Figure record listings
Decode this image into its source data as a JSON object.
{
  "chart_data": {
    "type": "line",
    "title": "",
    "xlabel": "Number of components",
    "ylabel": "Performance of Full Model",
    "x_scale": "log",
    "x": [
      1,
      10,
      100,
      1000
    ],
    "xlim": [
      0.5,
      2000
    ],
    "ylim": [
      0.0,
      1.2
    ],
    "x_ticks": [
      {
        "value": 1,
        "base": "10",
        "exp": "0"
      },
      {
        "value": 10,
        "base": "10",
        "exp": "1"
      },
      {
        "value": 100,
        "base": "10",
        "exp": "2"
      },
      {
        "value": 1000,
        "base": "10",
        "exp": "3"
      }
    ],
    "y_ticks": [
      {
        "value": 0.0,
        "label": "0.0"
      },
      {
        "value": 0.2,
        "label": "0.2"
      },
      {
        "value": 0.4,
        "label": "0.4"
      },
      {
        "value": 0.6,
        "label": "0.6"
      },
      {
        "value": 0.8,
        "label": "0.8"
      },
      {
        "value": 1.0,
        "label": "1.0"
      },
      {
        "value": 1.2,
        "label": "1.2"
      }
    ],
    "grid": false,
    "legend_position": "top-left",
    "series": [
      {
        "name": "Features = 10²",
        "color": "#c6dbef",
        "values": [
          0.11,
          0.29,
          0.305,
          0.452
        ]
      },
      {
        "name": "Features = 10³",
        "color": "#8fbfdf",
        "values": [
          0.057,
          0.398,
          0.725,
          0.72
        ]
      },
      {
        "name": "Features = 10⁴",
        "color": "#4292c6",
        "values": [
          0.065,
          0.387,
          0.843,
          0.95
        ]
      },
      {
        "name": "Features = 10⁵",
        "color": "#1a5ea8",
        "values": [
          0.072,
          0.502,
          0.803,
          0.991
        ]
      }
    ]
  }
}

- [Prompt]:
Report the number of lines in the entries above that include the word "color" and add nothing to it.

- [Complete response]:
4